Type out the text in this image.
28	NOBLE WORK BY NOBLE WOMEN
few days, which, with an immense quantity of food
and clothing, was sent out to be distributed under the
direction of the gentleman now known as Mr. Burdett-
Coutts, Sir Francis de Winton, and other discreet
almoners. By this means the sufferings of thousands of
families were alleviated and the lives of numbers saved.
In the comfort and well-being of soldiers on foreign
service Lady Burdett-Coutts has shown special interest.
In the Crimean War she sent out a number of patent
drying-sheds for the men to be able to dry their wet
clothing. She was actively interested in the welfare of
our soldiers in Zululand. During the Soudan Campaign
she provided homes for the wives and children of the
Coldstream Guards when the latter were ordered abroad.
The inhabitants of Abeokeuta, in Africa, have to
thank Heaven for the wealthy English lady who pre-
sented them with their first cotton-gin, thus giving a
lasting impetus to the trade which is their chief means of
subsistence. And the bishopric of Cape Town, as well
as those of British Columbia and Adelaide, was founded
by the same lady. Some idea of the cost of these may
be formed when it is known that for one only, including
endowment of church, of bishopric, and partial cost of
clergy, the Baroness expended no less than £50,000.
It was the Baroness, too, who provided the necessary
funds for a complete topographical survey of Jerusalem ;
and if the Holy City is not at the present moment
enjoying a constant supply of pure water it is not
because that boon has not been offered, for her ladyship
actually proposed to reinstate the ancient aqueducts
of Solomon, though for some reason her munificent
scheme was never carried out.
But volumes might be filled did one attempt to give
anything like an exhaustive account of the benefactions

###

Exercise task:
Pull out each line of the entries that contains "Baroness".

Full answer:
clergy, the Baroness expended no less than £50,000.
It was the Baroness, too, who provided the necessary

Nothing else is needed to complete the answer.